DATA LISTING →
***

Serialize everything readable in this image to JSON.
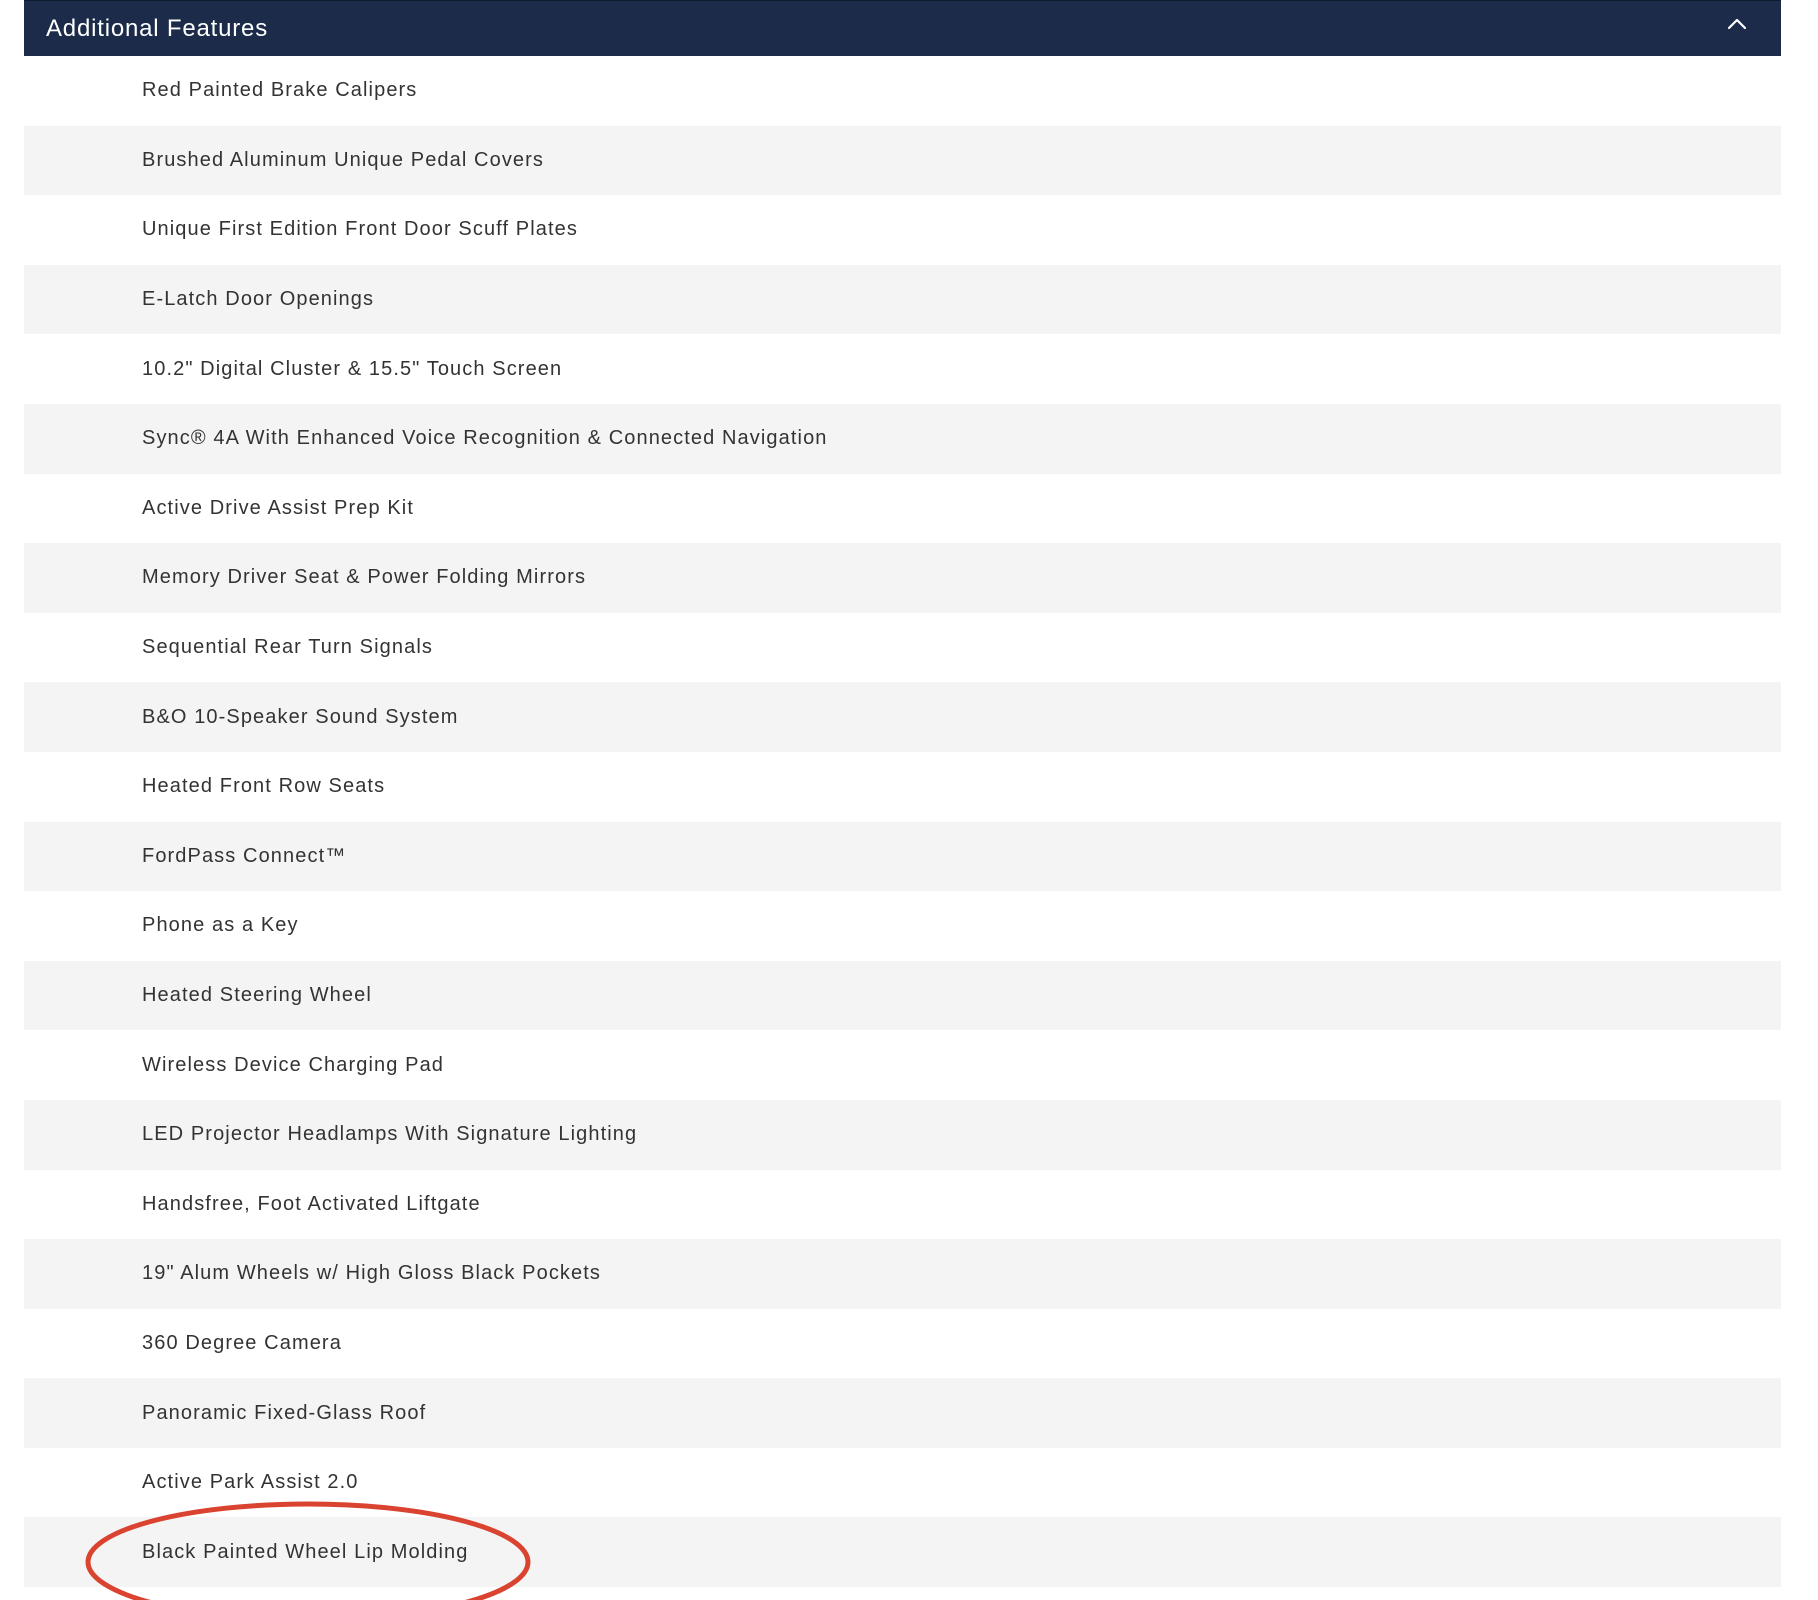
{
  "panel": {
    "title": "Additional Features",
    "toggle_icon": "chevron-up-icon"
  },
  "features": [
    "Red Painted Brake Calipers",
    "Brushed Aluminum Unique Pedal Covers",
    "Unique First Edition Front Door Scuff Plates",
    "E-Latch Door Openings",
    "10.2\" Digital Cluster & 15.5\" Touch Screen",
    "Sync® 4A With Enhanced Voice Recognition & Connected Navigation",
    "Active Drive Assist Prep Kit",
    "Memory Driver Seat & Power Folding Mirrors",
    "Sequential Rear Turn Signals",
    "B&O 10-Speaker Sound System",
    "Heated Front Row Seats",
    "FordPass Connect™",
    "Phone as a Key",
    "Heated Steering Wheel",
    "Wireless Device Charging Pad",
    "LED Projector Headlamps With Signature Lighting",
    "Handsfree, Foot Activated Liftgate",
    "19\" Alum Wheels w/ High Gloss Black Pockets",
    "360 Degree Camera",
    "Panoramic Fixed-Glass Roof",
    "Active Park Assist 2.0",
    "Black Painted Wheel Lip Molding"
  ],
  "colors": {
    "header_bg": "#1b2b49",
    "row_alt_bg": "#f4f4f4",
    "annotation_circle": "#d9432f"
  }
}
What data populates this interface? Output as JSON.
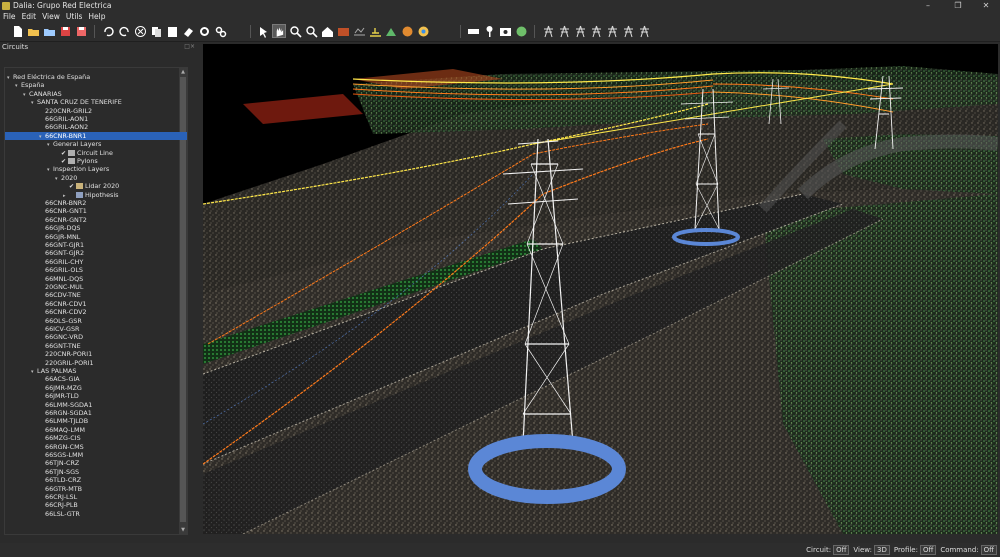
{
  "window": {
    "title": "Dalia: Grupo Red Electrica"
  },
  "menu": [
    "File",
    "Edit",
    "View",
    "Utils",
    "Help"
  ],
  "toolbar": {
    "icons": [
      "new-file-icon",
      "open-folder-icon",
      "open-project-icon",
      "save-icon",
      "save-as-icon",
      "undo-icon",
      "redo-icon",
      "cancel-icon",
      "copy-icon",
      "paste-icon",
      "erase-icon",
      "settings-icon",
      "advanced-settings-icon",
      "select-pointer-icon",
      "pan-hand-icon",
      "zoom-in-icon",
      "zoom-out-icon",
      "home-view-icon",
      "profile-view-icon",
      "surface-view-icon",
      "terrain-icon",
      "classify-icon",
      "color-palette-icon",
      "grid-view-icon",
      "measure-ruler-icon",
      "probe-icon",
      "camera-icon",
      "globe-icon",
      "tower-tool-1-icon",
      "tower-tool-2-icon",
      "tower-tool-3-icon",
      "tower-tool-4-icon",
      "tower-tool-5-icon",
      "tower-tool-6-icon",
      "tower-tool-7-icon"
    ]
  },
  "panel": {
    "title": "Circuits",
    "float_button": "□×"
  },
  "tree": [
    {
      "depth": 0,
      "label": "Red Eléctrica de España",
      "arrow": "▾"
    },
    {
      "depth": 1,
      "label": "España",
      "arrow": "▾"
    },
    {
      "depth": 2,
      "label": "CANARIAS",
      "arrow": "▾"
    },
    {
      "depth": 3,
      "label": "SANTA CRUZ DE TENERIFE",
      "arrow": "▾"
    },
    {
      "depth": 4,
      "label": "220CNR-GRIL2",
      "arrow": ""
    },
    {
      "depth": 4,
      "label": "66GRIL-AON1",
      "arrow": ""
    },
    {
      "depth": 4,
      "label": "66GRIL-AON2",
      "arrow": ""
    },
    {
      "depth": 4,
      "label": "66CNR-BNR1",
      "arrow": "▾",
      "selected": true
    },
    {
      "depth": 5,
      "label": "General Layers",
      "arrow": "▾"
    },
    {
      "depth": 6,
      "label": "Circuit Line",
      "arrow": "",
      "check": "✔",
      "icon": "circuit-line-icon"
    },
    {
      "depth": 6,
      "label": "Pylons",
      "arrow": "",
      "check": "✔",
      "icon": "pylon-icon"
    },
    {
      "depth": 5,
      "label": "Inspection Layers",
      "arrow": "▾"
    },
    {
      "depth": 6,
      "label": "2020",
      "arrow": "▾"
    },
    {
      "depth": 7,
      "label": "Lidar 2020",
      "arrow": "",
      "check": "✔",
      "icon": "lidar-folder-icon"
    },
    {
      "depth": 7,
      "label": "Hipothesis",
      "arrow": "▸",
      "check": "",
      "icon": "hypothesis-icon"
    },
    {
      "depth": 4,
      "label": "66CNR-BNR2",
      "arrow": ""
    },
    {
      "depth": 4,
      "label": "66CNR-GNT1",
      "arrow": ""
    },
    {
      "depth": 4,
      "label": "66CNR-GNT2",
      "arrow": ""
    },
    {
      "depth": 4,
      "label": "66GJR-DQS",
      "arrow": ""
    },
    {
      "depth": 4,
      "label": "66GJR-MNL",
      "arrow": ""
    },
    {
      "depth": 4,
      "label": "66GNT-GJR1",
      "arrow": ""
    },
    {
      "depth": 4,
      "label": "66GNT-GJR2",
      "arrow": ""
    },
    {
      "depth": 4,
      "label": "66GRIL-CHY",
      "arrow": ""
    },
    {
      "depth": 4,
      "label": "66GRIL-OLS",
      "arrow": ""
    },
    {
      "depth": 4,
      "label": "66MNL-DQS",
      "arrow": ""
    },
    {
      "depth": 4,
      "label": "20GNC-MUL",
      "arrow": ""
    },
    {
      "depth": 4,
      "label": "66CDV-TNE",
      "arrow": ""
    },
    {
      "depth": 4,
      "label": "66CNR-CDV1",
      "arrow": ""
    },
    {
      "depth": 4,
      "label": "66CNR-CDV2",
      "arrow": ""
    },
    {
      "depth": 4,
      "label": "66OLS-GSR",
      "arrow": ""
    },
    {
      "depth": 4,
      "label": "66ICV-GSR",
      "arrow": ""
    },
    {
      "depth": 4,
      "label": "66GNC-VRD",
      "arrow": ""
    },
    {
      "depth": 4,
      "label": "66GNT-TNE",
      "arrow": ""
    },
    {
      "depth": 4,
      "label": "220CNR-PORI1",
      "arrow": ""
    },
    {
      "depth": 4,
      "label": "220GRIL-PORI1",
      "arrow": ""
    },
    {
      "depth": 3,
      "label": "LAS PALMAS",
      "arrow": "▾"
    },
    {
      "depth": 4,
      "label": "66ACS-GIA",
      "arrow": ""
    },
    {
      "depth": 4,
      "label": "66JMR-MZG",
      "arrow": ""
    },
    {
      "depth": 4,
      "label": "66JMR-TLD",
      "arrow": ""
    },
    {
      "depth": 4,
      "label": "66LMM-SGDA1",
      "arrow": ""
    },
    {
      "depth": 4,
      "label": "66RGN-SGDA1",
      "arrow": ""
    },
    {
      "depth": 4,
      "label": "66LMM-TJLDB",
      "arrow": ""
    },
    {
      "depth": 4,
      "label": "66MAQ-LMM",
      "arrow": ""
    },
    {
      "depth": 4,
      "label": "66MZG-CIS",
      "arrow": ""
    },
    {
      "depth": 4,
      "label": "66RGN-CMS",
      "arrow": ""
    },
    {
      "depth": 4,
      "label": "66SGS-LMM",
      "arrow": ""
    },
    {
      "depth": 4,
      "label": "66TJN-CRZ",
      "arrow": ""
    },
    {
      "depth": 4,
      "label": "66TJN-SGS",
      "arrow": ""
    },
    {
      "depth": 4,
      "label": "66TLD-CRZ",
      "arrow": ""
    },
    {
      "depth": 4,
      "label": "66GTR-MTB",
      "arrow": ""
    },
    {
      "depth": 4,
      "label": "66CRJ-LSL",
      "arrow": ""
    },
    {
      "depth": 4,
      "label": "66CRJ-PLB",
      "arrow": ""
    },
    {
      "depth": 4,
      "label": "66LSL-GTR",
      "arrow": ""
    }
  ],
  "status": {
    "circuit_label": "Circuit:",
    "circuit_value": "Off",
    "view_label": "View:",
    "view_value": "3D",
    "profile_label": "Profile:",
    "profile_value": "Off",
    "command_label": "Command:",
    "command_value": "Off"
  },
  "colors": {
    "selection": "#2a62b8",
    "pylon_ring": "#5b87d6",
    "conductor_orange": "#ff7a1a",
    "conductor_yellow": "#ffe84a",
    "vegetation": "#3f8f4a",
    "terrain": "#7d7466"
  }
}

***

EXERCISE TASK →
Show every line of the listing in which the string "folder" can be found.

RESPONSE →
      "open-folder-icon",
      "icon": "lidar-folder-icon"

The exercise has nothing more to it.